> _Written request_:
With the pictures left out, copy the listing below exactly.

-- Begin --

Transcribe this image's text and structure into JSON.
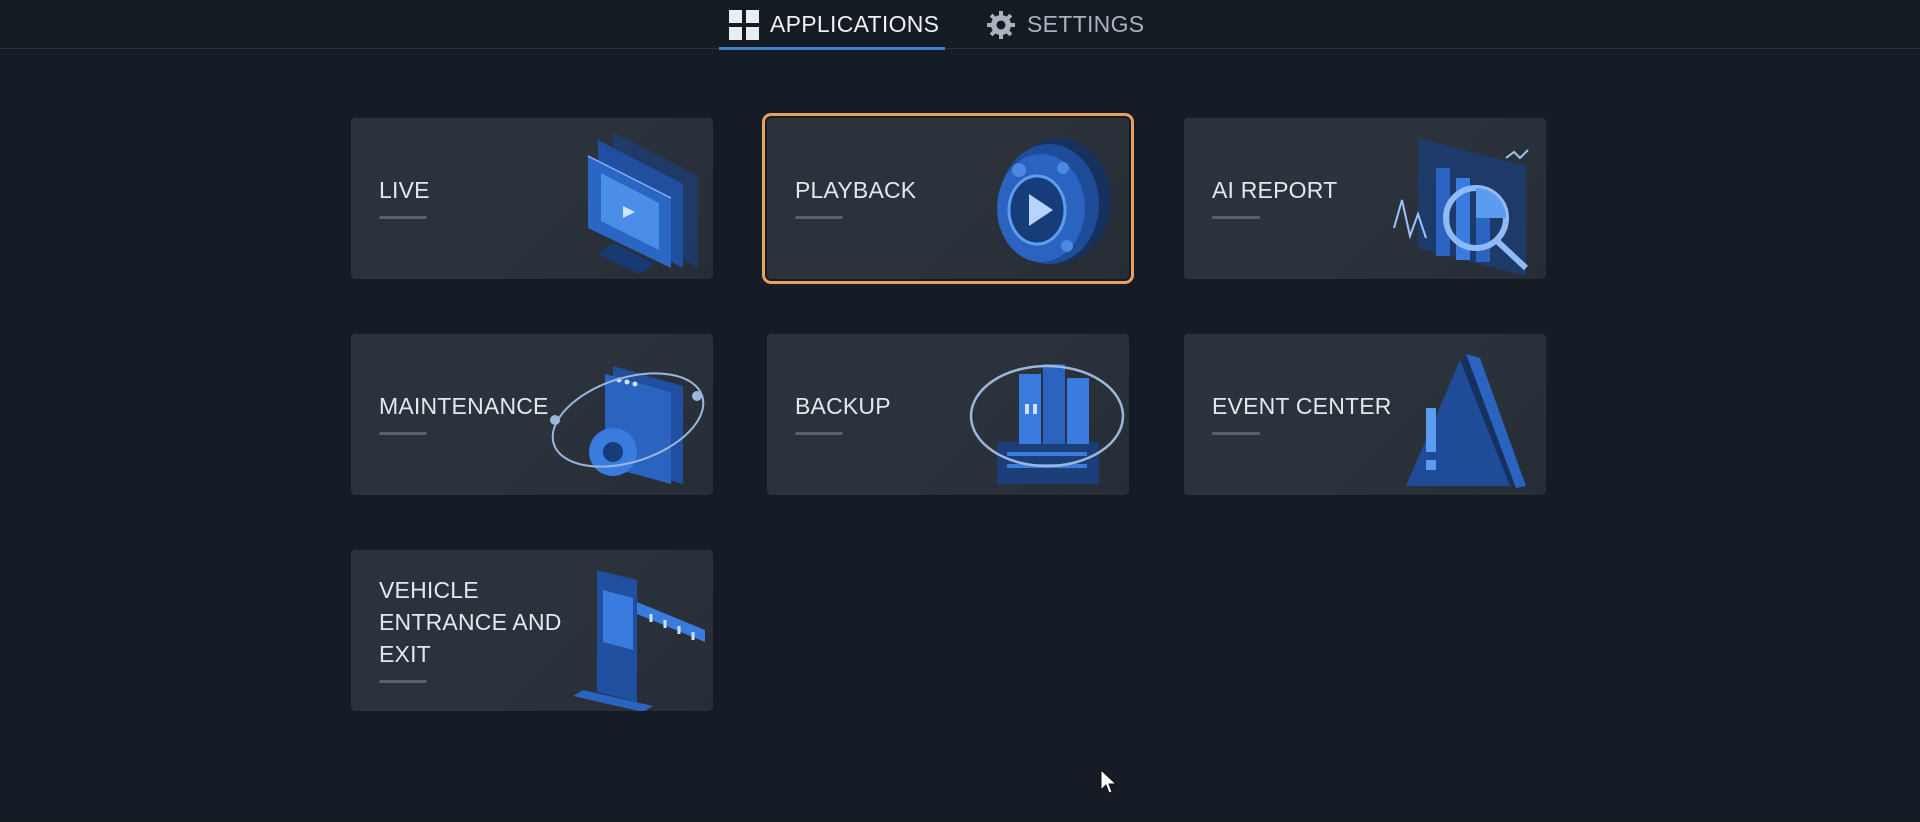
{
  "tabs": [
    {
      "label": "APPLICATIONS",
      "icon": "grid-icon",
      "active": true
    },
    {
      "label": "SETTINGS",
      "icon": "gear-icon",
      "active": false
    }
  ],
  "apps": [
    {
      "label": "LIVE",
      "icon": "monitor-icon"
    },
    {
      "label": "PLAYBACK",
      "icon": "playback-reel-icon",
      "focused": true
    },
    {
      "label": "AI REPORT",
      "icon": "chart-report-icon"
    },
    {
      "label": "MAINTENANCE",
      "icon": "maintenance-gear-icon"
    },
    {
      "label": "BACKUP",
      "icon": "backup-drive-icon"
    },
    {
      "label": "EVENT CENTER",
      "icon": "alert-triangle-icon"
    },
    {
      "label": "VEHICLE ENTRANCE AND EXIT",
      "icon": "barrier-gate-icon"
    }
  ],
  "colors": {
    "background": "#161c25",
    "card": "#2b323c",
    "accent_blue": "#3f7fd0",
    "focus_orange": "#e8a060"
  }
}
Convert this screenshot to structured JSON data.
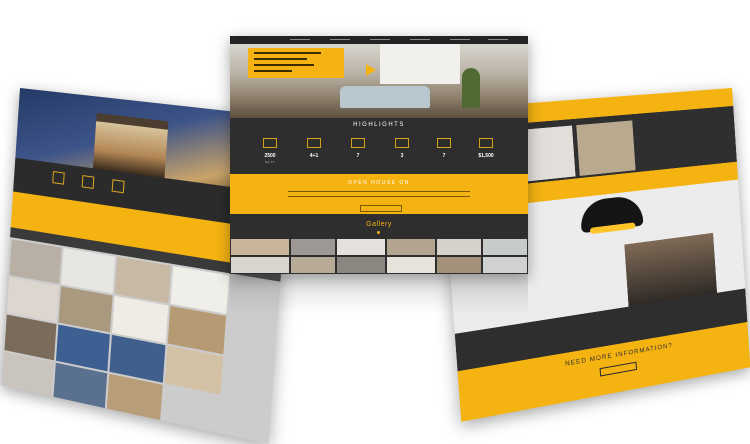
{
  "colors": {
    "accent": "#f5b312",
    "dark": "#2f2f30",
    "background": "#ffffff"
  },
  "center": {
    "highlights_title": "HIGHLIGHTS",
    "highlights": [
      {
        "icon": "area-icon",
        "value": "2500",
        "label": "SQ FT"
      },
      {
        "icon": "car-icon",
        "value": "4+1",
        "label": ""
      },
      {
        "icon": "bed-icon",
        "value": "7",
        "label": ""
      },
      {
        "icon": "bath-icon",
        "value": "3",
        "label": ""
      },
      {
        "icon": "garage-icon",
        "value": "7",
        "label": ""
      },
      {
        "icon": "price-icon",
        "value": "$1,500",
        "label": ""
      }
    ],
    "open_house_title": "OPEN HOUSE ON",
    "gallery_title": "Gallery"
  },
  "right": {
    "need_info": "NEED MORE INFORMATION?"
  }
}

-- End --

> _Completed task_:
Transcribe this image's text and structure into JSON.
{
  "tabs": [
    {
      "label": "APPLICATIONS",
      "icon": "grid-icon",
      "active": true
    },
    {
      "label": "SETTINGS",
      "icon": "gear-icon",
      "active": false
    }
  ],
  "apps": [
    {
      "label": "LIVE",
      "icon": "monitor-icon"
    },
    {
      "label": "PLAYBACK",
      "icon": "playback-reel-icon",
      "focused": true
    },
    {
      "label": "AI REPORT",
      "icon": "chart-report-icon"
    },
    {
      "label": "MAINTENANCE",
      "icon": "maintenance-gear-icon"
    },
    {
      "label": "BACKUP",
      "icon": "backup-drive-icon"
    },
    {
      "label": "EVENT CENTER",
      "icon": "alert-triangle-icon"
    },
    {
      "label": "VEHICLE ENTRANCE AND EXIT",
      "icon": "barrier-gate-icon"
    }
  ],
  "colors": {
    "background": "#161c25",
    "card": "#2b323c",
    "accent_blue": "#3f7fd0",
    "focus_orange": "#e8a060"
  }
}
Convert this screenshot to structured JSON data.
{
  "colors": {
    "accent": "#f5b312",
    "dark": "#2f2f30",
    "background": "#ffffff"
  },
  "center": {
    "highlights_title": "HIGHLIGHTS",
    "highlights": [
      {
        "icon": "area-icon",
        "value": "2500",
        "label": "SQ FT"
      },
      {
        "icon": "car-icon",
        "value": "4+1",
        "label": ""
      },
      {
        "icon": "bed-icon",
        "value": "7",
        "label": ""
      },
      {
        "icon": "bath-icon",
        "value": "3",
        "label": ""
      },
      {
        "icon": "garage-icon",
        "value": "7",
        "label": ""
      },
      {
        "icon": "price-icon",
        "value": "$1,500",
        "label": ""
      }
    ],
    "open_house_title": "OPEN HOUSE ON",
    "gallery_title": "Gallery"
  },
  "right": {
    "need_info": "NEED MORE INFORMATION?"
  }
}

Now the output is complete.